Esercizi proposti.
**1)** Riporti fedelmente, dal testo sui Trial, il passo che si apre con le parole contenenti "CINQUE ANNI SEPARANO" e si chiude con "AL SUO SOSTITUTO?".
**2)** Traduca in inglese la seguente frase del testo sui Trial: «Alla luce di quanto udito in “Feed The Fire”, i Trial non hanno perso smalto e con questo quarto album sono ripartiti a pieno regime, senza dover scontare alcun periodo di assestamento.»

Estratto del testo.

==============================

L’heavy metal classico è vivo. Scalpita, lotta, produce album competitivi e ci inonda con l’entusiasmo di band che, seppur ancora giovani, hanno già esperienza a sufficienza per cambiare indirizzo stilistico a ogni nuovo disco. Per causa contingente e non solo – cambio di cantante – gli svedesi Trial sono passati da un metal progressivo, labirintico e dal forte taglio narrativo a composizioni più dirette e arrembanti, tra NWOBHM, power europeo e la recente ondata di band scandinave. Alla luce di quanto udito in “Feed The Fire”, i Trial non hanno perso smalto e con questo quarto album sono ripartiti a pieno regime, senza dover scontare alcun periodo di assestamento. La macchina della band gira di nuovo a pieno regime, il chitarrista e principale compositore Alexander Ellström ne è consapevole e ci aggiorna volentieri su quella che è la situazione attuale del gruppo e la sua storia recente.
CINQUE ANNI SEPARANO “MOTHERLESS” DA “FEED THE FIRE”. IN QUESTO PERIODO DI TEMPO IL VOSTRO PRECEDENTE CANTANTE LINUS JOHANSSON HA LASCIATO LA BAND E A SOSTITUIRLO È ARRIVATO ARTHUR W. ANDERSSON. CHE COSA HA PROVOCATO L’ABBANDONO DI LINUS E COME SIETE ARRIVATI AL SUO SOSTITUTO?

==============================

Dati forniti.

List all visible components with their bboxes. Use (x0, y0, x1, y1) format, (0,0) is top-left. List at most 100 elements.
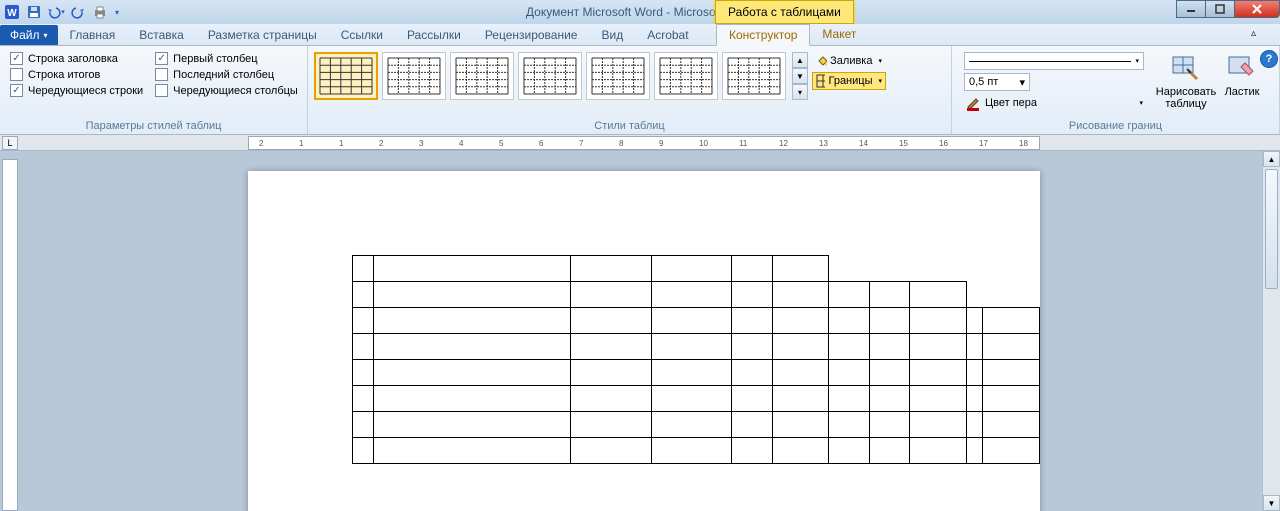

==============================

Risposte agli esercizi.
**1)**
CINQUE ANNI SEPARANO “MOTHERLESS” DA “FEED THE FIRE”. IN QUESTO PERIODO DI TEMPO IL VOSTRO PRECEDENTE CANTANTE LINUS JOHANSSON HA LASCIATO LA BAND E A SOSTITUIRLO È ARRIVATO ARTHUR W. ANDERSSON. CHE COSA HA PROVOCATO L’ABBANDONO DI LINUS E COME SIETE ARRIVATI AL SUO SOSTITUTO?

**2)** Judging by what can be heard on “Feed The Fire,” Trial have not lost their luster, and with this fourth album they have started up again at full speed, without having to go through any settling-in period.